* **Stated exercise**: For the records that follow, return only the count of lines containing the string "icon".

=======

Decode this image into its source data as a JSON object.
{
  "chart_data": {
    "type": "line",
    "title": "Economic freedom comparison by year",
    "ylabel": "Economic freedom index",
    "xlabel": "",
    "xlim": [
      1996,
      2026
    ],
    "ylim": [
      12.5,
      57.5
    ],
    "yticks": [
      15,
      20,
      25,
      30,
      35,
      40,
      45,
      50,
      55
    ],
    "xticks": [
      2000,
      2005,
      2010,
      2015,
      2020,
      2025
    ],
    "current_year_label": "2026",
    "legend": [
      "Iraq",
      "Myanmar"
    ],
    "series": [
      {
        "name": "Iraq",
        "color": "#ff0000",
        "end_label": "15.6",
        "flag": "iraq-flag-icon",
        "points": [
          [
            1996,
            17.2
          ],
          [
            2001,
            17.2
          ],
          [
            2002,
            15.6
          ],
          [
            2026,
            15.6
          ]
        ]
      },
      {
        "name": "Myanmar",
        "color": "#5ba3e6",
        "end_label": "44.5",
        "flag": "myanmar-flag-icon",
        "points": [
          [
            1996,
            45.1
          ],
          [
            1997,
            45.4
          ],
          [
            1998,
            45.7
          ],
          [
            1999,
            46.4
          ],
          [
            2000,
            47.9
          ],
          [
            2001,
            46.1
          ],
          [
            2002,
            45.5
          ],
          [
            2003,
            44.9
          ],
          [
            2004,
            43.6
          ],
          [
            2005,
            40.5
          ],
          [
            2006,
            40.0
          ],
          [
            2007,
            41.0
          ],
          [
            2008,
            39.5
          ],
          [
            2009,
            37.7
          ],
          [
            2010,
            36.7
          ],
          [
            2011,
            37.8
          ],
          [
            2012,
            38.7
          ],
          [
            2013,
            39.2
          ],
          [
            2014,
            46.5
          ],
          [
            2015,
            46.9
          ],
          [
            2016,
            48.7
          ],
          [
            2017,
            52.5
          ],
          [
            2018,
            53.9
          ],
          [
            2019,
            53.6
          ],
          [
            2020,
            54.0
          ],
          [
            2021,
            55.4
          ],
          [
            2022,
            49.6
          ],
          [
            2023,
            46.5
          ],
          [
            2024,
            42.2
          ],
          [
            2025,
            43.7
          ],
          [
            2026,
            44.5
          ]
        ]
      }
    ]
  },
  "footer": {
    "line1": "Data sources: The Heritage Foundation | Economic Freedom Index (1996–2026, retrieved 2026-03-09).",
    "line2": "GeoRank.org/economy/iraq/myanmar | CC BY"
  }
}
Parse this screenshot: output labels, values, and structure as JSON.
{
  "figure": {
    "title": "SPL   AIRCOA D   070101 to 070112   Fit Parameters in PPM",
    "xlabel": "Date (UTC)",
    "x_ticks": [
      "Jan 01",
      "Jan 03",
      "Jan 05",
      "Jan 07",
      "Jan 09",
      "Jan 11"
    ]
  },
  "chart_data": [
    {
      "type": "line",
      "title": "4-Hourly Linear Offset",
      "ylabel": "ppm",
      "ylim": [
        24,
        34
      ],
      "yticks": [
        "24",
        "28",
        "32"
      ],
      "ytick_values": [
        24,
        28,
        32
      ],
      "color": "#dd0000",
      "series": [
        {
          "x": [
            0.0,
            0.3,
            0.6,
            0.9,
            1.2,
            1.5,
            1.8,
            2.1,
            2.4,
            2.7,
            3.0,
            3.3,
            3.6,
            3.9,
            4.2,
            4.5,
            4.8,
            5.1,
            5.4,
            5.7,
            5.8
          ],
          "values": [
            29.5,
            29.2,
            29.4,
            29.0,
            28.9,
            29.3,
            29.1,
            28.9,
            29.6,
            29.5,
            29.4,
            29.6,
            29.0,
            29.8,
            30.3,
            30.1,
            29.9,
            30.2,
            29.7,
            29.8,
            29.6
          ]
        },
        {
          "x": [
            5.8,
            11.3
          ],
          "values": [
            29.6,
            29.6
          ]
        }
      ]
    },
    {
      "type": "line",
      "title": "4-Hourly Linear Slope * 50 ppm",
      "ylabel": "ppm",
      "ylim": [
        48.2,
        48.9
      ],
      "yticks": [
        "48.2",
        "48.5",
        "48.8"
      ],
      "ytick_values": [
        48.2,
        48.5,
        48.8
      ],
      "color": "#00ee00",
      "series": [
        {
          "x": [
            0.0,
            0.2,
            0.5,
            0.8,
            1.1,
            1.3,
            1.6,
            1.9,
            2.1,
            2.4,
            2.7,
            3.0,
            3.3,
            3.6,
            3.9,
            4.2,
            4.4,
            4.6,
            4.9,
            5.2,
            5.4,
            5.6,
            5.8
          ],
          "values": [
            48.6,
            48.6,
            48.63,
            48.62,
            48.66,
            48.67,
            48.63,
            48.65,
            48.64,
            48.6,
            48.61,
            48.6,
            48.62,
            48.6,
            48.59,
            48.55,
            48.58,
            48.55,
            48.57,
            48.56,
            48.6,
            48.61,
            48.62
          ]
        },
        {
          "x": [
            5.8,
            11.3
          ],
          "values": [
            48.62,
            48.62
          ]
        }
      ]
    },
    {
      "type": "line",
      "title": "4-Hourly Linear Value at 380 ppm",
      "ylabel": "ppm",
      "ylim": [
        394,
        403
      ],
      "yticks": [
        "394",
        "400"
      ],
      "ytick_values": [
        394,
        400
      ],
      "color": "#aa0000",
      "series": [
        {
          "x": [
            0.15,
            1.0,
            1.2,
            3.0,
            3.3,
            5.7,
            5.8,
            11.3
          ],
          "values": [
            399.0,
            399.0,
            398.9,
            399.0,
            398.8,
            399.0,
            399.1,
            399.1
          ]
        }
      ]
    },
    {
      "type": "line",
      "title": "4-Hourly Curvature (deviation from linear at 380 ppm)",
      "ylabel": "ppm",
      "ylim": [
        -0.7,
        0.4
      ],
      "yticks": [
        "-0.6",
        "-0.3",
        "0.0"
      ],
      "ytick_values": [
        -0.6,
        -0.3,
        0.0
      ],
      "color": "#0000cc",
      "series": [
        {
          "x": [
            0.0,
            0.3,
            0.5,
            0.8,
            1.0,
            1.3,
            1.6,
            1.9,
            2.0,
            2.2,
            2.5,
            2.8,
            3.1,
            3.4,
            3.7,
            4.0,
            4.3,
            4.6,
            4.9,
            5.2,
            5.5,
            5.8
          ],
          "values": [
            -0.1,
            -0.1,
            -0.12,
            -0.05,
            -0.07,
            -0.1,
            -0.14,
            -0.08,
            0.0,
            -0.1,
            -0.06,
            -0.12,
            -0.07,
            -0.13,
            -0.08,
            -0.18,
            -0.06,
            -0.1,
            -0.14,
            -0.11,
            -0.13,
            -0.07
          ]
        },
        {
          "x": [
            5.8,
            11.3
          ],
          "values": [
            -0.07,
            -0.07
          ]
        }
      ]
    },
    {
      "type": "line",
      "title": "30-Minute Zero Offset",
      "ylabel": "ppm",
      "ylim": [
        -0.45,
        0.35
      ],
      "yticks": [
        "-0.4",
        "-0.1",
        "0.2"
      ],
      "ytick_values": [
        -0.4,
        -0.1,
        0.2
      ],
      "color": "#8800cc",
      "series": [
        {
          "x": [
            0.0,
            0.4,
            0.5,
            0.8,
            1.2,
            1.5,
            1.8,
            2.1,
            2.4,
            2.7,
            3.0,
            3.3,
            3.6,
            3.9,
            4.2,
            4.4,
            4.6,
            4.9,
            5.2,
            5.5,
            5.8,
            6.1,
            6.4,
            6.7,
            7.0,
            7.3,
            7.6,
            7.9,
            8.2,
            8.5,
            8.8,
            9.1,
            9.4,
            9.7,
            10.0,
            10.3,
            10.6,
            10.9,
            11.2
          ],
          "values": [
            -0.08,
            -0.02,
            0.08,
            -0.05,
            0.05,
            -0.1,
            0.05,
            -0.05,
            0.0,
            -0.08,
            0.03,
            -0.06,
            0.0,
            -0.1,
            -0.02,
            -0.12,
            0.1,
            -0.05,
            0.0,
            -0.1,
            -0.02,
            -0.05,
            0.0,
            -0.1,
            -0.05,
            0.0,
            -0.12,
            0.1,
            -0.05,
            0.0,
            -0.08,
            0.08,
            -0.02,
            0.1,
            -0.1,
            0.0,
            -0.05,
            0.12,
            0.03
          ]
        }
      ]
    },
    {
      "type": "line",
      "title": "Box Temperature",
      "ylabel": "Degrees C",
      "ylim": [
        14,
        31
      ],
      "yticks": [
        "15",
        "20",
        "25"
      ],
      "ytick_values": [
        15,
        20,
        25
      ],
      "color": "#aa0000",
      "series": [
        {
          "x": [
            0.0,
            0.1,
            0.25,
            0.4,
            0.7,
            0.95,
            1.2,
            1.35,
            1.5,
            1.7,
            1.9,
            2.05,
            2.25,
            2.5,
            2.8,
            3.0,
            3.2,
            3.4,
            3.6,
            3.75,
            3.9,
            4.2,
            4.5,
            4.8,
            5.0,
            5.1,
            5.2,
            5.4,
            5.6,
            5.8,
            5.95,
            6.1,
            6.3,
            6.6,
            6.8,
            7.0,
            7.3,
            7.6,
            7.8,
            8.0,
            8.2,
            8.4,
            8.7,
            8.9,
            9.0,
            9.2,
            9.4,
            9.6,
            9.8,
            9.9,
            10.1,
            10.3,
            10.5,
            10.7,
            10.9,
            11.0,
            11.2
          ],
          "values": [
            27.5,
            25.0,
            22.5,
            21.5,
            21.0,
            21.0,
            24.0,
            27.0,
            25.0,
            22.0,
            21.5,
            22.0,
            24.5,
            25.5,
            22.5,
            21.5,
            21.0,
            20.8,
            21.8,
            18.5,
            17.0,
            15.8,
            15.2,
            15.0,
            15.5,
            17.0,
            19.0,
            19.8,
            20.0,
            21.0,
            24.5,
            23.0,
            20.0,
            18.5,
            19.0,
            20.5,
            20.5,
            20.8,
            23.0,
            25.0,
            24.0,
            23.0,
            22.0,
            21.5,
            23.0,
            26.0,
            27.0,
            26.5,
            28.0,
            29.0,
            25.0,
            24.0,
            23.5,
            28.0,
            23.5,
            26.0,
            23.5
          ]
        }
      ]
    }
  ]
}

=======

* **Full solution**: 2